**What to produce**
Could you write out every entry exactly as it stands?

# START OF Material provided

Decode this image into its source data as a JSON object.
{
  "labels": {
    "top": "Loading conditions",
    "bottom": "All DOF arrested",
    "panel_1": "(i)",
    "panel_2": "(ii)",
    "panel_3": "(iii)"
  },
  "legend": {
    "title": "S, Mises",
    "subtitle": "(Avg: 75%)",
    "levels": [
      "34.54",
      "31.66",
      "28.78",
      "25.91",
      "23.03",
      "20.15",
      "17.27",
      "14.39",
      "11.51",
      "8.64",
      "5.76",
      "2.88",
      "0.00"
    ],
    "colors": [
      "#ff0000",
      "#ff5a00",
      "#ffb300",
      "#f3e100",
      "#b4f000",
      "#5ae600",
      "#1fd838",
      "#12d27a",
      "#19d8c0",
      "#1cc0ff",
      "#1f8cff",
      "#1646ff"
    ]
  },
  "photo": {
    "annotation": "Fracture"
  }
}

# END OF Material provided

**The output**
Decode this image into its source data as a JSON object.
{
  "labels": {
    "top": "Loading conditions",
    "bottom": "All DOF arrested",
    "panel_1": "(i)",
    "panel_2": "(ii)",
    "panel_3": "(iii)"
  },
  "legend": {
    "title": "S, Mises",
    "subtitle": "(Avg: 75%)",
    "levels": [
      "34.54",
      "31.66",
      "28.78",
      "25.91",
      "23.03",
      "20.15",
      "17.27",
      "14.39",
      "11.51",
      "8.64",
      "5.76",
      "2.88",
      "0.00"
    ],
    "colors": [
      "#ff0000",
      "#ff5a00",
      "#ffb300",
      "#f3e100",
      "#b4f000",
      "#5ae600",
      "#1fd838",
      "#12d27a",
      "#19d8c0",
      "#1cc0ff",
      "#1f8cff",
      "#1646ff"
    ]
  },
  "photo": {
    "annotation": "Fracture"
  }
}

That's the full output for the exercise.